■ **Objective**: Where a line contains the word "Downloads", copy that line in full.

====================

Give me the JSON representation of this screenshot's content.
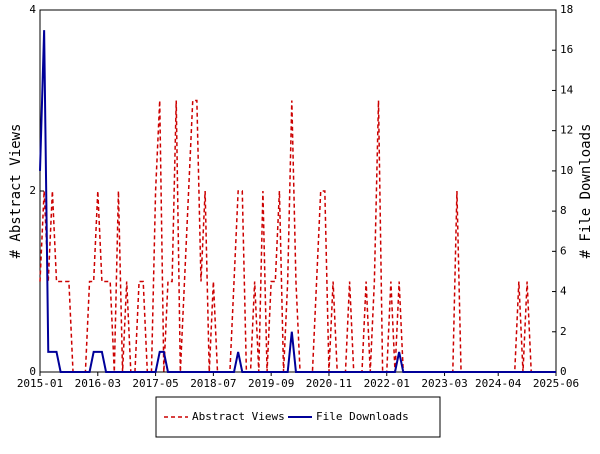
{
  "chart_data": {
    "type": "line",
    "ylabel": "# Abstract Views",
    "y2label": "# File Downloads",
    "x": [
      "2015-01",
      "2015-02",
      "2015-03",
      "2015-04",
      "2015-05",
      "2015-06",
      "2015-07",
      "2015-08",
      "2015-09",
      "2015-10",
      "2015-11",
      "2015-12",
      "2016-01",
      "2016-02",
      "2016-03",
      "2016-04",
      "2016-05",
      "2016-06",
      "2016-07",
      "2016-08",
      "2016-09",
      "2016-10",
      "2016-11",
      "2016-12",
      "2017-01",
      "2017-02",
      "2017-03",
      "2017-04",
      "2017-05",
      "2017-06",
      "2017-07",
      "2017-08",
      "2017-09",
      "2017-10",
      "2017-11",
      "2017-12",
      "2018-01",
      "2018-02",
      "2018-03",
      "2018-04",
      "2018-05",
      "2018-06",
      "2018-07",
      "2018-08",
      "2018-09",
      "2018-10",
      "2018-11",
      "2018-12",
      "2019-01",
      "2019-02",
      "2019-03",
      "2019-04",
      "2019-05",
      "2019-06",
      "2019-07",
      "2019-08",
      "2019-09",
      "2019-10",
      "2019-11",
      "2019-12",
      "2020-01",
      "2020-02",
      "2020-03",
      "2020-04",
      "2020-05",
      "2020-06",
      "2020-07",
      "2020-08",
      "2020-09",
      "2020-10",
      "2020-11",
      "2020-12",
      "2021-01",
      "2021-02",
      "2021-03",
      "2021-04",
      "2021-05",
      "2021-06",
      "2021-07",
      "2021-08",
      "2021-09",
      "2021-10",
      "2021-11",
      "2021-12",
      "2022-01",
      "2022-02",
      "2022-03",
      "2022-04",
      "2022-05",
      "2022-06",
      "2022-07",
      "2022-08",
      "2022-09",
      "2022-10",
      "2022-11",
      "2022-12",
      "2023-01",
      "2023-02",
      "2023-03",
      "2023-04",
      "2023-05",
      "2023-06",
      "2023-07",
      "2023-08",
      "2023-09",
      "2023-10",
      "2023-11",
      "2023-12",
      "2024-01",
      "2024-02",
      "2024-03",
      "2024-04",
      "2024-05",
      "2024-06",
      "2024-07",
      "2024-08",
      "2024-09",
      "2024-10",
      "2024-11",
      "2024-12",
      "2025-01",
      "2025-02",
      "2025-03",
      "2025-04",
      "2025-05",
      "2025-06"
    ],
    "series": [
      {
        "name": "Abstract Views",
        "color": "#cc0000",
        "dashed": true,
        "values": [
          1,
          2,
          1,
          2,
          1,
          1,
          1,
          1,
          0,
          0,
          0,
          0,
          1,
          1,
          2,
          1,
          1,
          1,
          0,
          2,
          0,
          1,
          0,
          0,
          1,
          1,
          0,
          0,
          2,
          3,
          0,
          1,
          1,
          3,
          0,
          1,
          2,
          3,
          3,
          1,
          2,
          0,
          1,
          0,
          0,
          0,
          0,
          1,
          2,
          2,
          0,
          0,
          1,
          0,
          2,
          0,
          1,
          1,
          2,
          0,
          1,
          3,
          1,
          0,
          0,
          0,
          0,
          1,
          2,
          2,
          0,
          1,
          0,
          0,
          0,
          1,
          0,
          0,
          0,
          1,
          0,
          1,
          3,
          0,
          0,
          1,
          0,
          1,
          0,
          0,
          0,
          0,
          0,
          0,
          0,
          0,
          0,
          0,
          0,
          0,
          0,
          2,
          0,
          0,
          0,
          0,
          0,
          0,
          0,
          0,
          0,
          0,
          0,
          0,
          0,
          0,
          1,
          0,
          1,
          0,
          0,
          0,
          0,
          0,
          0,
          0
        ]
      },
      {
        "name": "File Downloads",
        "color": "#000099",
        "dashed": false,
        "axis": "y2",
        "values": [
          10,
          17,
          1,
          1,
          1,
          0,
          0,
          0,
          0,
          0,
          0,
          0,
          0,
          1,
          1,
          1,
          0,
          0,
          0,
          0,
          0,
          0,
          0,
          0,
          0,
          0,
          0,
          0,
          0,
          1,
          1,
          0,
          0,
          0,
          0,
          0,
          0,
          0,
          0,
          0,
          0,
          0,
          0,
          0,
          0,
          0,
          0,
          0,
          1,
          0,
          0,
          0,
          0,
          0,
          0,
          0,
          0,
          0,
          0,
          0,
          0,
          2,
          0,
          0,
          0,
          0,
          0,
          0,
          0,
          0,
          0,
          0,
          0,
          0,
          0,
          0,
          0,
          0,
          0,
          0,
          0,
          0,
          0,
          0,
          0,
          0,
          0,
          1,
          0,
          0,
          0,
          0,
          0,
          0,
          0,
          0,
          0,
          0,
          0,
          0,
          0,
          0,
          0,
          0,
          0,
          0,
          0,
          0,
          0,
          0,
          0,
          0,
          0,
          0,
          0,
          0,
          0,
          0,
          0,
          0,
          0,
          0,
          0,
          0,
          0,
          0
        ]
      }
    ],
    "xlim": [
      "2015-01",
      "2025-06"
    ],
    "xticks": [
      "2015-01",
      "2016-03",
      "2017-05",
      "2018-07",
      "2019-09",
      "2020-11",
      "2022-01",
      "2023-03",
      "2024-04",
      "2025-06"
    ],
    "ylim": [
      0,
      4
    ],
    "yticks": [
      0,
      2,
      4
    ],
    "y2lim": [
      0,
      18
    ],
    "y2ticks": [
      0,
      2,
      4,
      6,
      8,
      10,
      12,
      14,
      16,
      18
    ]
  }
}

====================

■ **Answer to this exercise**:
    "y2label": "# File Downloads",
        "name": "File Downloads",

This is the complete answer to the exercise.